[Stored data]
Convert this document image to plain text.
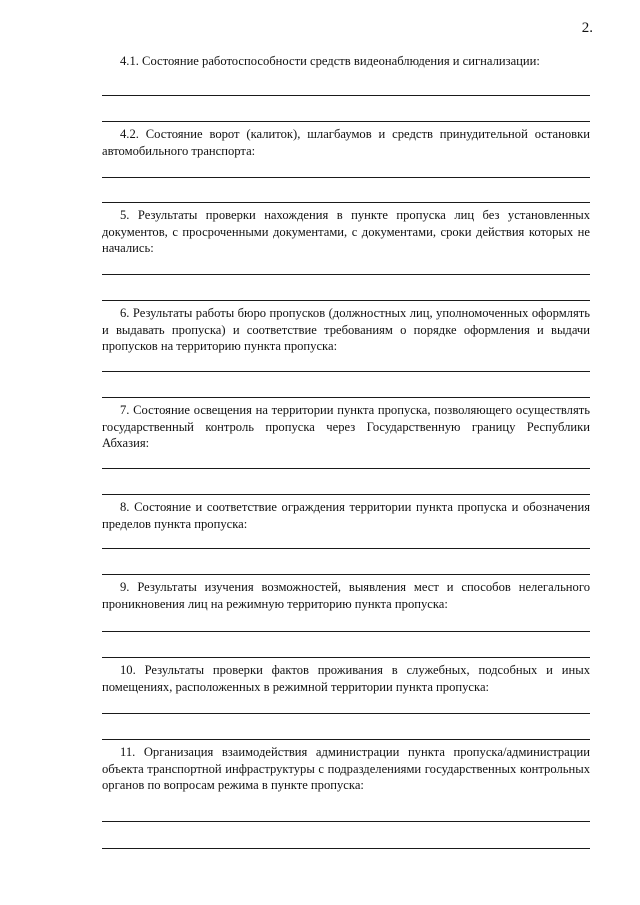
2.

4.1. Состояние работоспособности средств видеонаблюдения и сигнализации:

4.2. Состояние ворот (калиток), шлагбаумов и средств принудительной остановки автомобильного транспорта:

5. Результаты проверки нахождения в пункте пропуска лиц без установленных документов, с просроченными документами, с документами, сроки действия которых не начались:

6. Результаты работы бюро пропусков (должностных лиц, уполномоченных оформлять и выдавать пропуска) и соответствие требованиям о порядке оформления и выдачи пропусков на территорию пункта пропуска:

7. Состояние освещения на территории пункта пропуска, позволяющего осуществлять государственный контроль пропуска через Государственную границу Республики Абхазия:

8. Состояние и соответствие ограждения территории пункта пропуска и обозначения пределов пункта пропуска:

9. Результаты изучения возможностей, выявления мест и способов нелегального проникновения лиц на режимную территорию пункта пропуска:

10. Результаты проверки фактов проживания в служебных, подсобных и иных помещениях, расположенных в режимной территории пункта пропуска:

11. Организация взаимодействия администрации пункта пропуска/администрации объекта транспортной инфраструктуры с подразделениями государственных контрольных органов по вопросам режима в пункте пропуска:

=== WHAT TO WORK ON ===
Copy every line of the listing containing the string "Состояние".

=== SOLUTION FOR THIS PROBLEM ===
4.1. Состояние работоспособности средств видеонаблюдения и сигнализации:
4.2. Состояние ворот (калиток), шлагбаумов и средств принудительной остановки автомобильного транспорта:
7. Состояние освещения на территории пункта пропуска, позволяющего осуществлять государственный контроль пропуска через Государственную границу Республики Абхазия:
8. Состояние и соответствие ограждения территории пункта пропуска и обозначения пределов пункта пропуска:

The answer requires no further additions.